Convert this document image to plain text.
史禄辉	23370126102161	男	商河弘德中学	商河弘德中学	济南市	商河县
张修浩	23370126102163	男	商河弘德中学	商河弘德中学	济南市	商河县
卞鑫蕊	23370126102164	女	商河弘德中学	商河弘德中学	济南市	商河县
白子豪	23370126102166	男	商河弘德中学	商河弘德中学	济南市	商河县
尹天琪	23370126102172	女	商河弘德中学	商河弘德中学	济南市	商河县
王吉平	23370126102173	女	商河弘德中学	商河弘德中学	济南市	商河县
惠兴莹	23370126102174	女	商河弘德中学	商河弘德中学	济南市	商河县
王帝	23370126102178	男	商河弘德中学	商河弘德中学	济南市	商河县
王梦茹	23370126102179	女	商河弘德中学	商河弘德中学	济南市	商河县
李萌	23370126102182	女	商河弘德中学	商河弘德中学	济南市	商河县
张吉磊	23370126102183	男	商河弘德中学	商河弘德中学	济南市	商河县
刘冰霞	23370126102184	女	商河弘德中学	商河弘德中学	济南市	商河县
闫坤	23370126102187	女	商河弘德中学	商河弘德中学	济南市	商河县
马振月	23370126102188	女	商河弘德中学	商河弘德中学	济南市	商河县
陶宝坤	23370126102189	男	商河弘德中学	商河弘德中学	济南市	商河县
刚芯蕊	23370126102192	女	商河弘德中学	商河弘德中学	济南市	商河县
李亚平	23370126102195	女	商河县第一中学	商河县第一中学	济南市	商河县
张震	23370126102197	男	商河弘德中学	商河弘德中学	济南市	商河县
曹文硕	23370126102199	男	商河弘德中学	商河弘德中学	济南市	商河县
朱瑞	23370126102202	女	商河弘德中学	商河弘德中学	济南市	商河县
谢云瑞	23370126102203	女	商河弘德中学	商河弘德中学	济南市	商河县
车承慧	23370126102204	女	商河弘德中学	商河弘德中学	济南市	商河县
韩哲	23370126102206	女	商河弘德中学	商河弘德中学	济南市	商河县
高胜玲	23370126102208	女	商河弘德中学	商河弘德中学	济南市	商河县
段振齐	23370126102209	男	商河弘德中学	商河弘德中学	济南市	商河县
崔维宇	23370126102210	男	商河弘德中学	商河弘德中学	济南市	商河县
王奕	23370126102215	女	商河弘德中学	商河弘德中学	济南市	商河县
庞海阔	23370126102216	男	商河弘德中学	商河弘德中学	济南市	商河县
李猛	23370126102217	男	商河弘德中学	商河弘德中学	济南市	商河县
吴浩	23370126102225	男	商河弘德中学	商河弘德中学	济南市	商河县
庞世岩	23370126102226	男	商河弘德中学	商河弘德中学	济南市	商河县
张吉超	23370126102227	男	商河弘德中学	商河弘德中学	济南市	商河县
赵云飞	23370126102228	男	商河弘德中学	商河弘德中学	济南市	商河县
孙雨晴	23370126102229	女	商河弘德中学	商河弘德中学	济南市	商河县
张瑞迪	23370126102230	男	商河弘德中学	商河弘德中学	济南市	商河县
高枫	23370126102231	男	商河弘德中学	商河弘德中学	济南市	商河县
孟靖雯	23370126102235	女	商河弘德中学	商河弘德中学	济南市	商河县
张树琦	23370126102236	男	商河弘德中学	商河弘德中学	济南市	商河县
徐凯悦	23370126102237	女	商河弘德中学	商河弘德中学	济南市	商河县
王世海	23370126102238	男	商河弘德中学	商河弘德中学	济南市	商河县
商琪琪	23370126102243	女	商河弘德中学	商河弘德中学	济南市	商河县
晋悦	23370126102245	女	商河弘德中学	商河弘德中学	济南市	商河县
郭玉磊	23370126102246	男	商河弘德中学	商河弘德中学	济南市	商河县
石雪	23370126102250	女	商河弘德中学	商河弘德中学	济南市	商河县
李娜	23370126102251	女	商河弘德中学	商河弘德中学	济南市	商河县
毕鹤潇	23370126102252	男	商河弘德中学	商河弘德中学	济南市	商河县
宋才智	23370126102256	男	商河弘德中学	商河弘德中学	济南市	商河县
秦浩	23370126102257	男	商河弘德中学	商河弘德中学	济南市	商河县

Problem
Set down the entries verbatim, leaving none out.

Finished exercise
Convert this document image to plain text.
史禄辉	23370126102161	男	商河弘德中学	商河弘德中学	济南市	商河县
张修浩	23370126102163	男	商河弘德中学	商河弘德中学	济南市	商河县
卞鑫蕊	23370126102164	女	商河弘德中学	商河弘德中学	济南市	商河县
白子豪	23370126102166	男	商河弘德中学	商河弘德中学	济南市	商河县
尹天琪	23370126102172	女	商河弘德中学	商河弘德中学	济南市	商河县
王吉平	23370126102173	女	商河弘德中学	商河弘德中学	济南市	商河县
惠兴莹	23370126102174	女	商河弘德中学	商河弘德中学	济南市	商河县
王帝	23370126102178	男	商河弘德中学	商河弘德中学	济南市	商河县
王梦茹	23370126102179	女	商河弘德中学	商河弘德中学	济南市	商河县
李萌	23370126102182	女	商河弘德中学	商河弘德中学	济南市	商河县
张吉磊	23370126102183	男	商河弘德中学	商河弘德中学	济南市	商河县
刘冰霞	23370126102184	女	商河弘德中学	商河弘德中学	济南市	商河县
闫坤	23370126102187	女	商河弘德中学	商河弘德中学	济南市	商河县
马振月	23370126102188	女	商河弘德中学	商河弘德中学	济南市	商河县
陶宝坤	23370126102189	男	商河弘德中学	商河弘德中学	济南市	商河县
刚芯蕊	23370126102192	女	商河弘德中学	商河弘德中学	济南市	商河县
李亚平	23370126102195	女	商河县第一中学	商河县第一中学	济南市	商河县
张震	23370126102197	男	商河弘德中学	商河弘德中学	济南市	商河县
曹文硕	23370126102199	男	商河弘德中学	商河弘德中学	济南市	商河县
朱瑞	23370126102202	女	商河弘德中学	商河弘德中学	济南市	商河县
谢云瑞	23370126102203	女	商河弘德中学	商河弘德中学	济南市	商河县
车承慧	23370126102204	女	商河弘德中学	商河弘德中学	济南市	商河县
韩哲	23370126102206	女	商河弘德中学	商河弘德中学	济南市	商河县
高胜玲	23370126102208	女	商河弘德中学	商河弘德中学	济南市	商河县
段振齐	23370126102209	男	商河弘德中学	商河弘德中学	济南市	商河县
崔维宇	23370126102210	男	商河弘德中学	商河弘德中学	济南市	商河县
王奕	23370126102215	女	商河弘德中学	商河弘德中学	济南市	商河县
庞海阔	23370126102216	男	商河弘德中学	商河弘德中学	济南市	商河县
李猛	23370126102217	男	商河弘德中学	商河弘德中学	济南市	商河县
吴浩	23370126102225	男	商河弘德中学	商河弘德中学	济南市	商河县
庞世岩	23370126102226	男	商河弘德中学	商河弘德中学	济南市	商河县
张吉超	23370126102227	男	商河弘德中学	商河弘德中学	济南市	商河县
赵云飞	23370126102228	男	商河弘德中学	商河弘德中学	济南市	商河县
孙雨晴	23370126102229	女	商河弘德中学	商河弘德中学	济南市	商河县
张瑞迪	23370126102230	男	商河弘德中学	商河弘德中学	济南市	商河县
高枫	23370126102231	男	商河弘德中学	商河弘德中学	济南市	商河县
孟靖雯	23370126102235	女	商河弘德中学	商河弘德中学	济南市	商河县
张树琦	23370126102236	男	商河弘德中学	商河弘德中学	济南市	商河县
徐凯悦	23370126102237	女	商河弘德中学	商河弘德中学	济南市	商河县
王世海	23370126102238	男	商河弘德中学	商河弘德中学	济南市	商河县
商琪琪	23370126102243	女	商河弘德中学	商河弘德中学	济南市	商河县
晋悦	23370126102245	女	商河弘德中学	商河弘德中学	济南市	商河县
郭玉磊	23370126102246	男	商河弘德中学	商河弘德中学	济南市	商河县
石雪	23370126102250	女	商河弘德中学	商河弘德中学	济南市	商河县
李娜	23370126102251	女	商河弘德中学	商河弘德中学	济南市	商河县
毕鹤潇	23370126102252	男	商河弘德中学	商河弘德中学	济南市	商河县
宋才智	23370126102256	男	商河弘德中学	商河弘德中学	济南市	商河县
秦浩	23370126102257	男	商河弘德中学	商河弘德中学	济南市	商河县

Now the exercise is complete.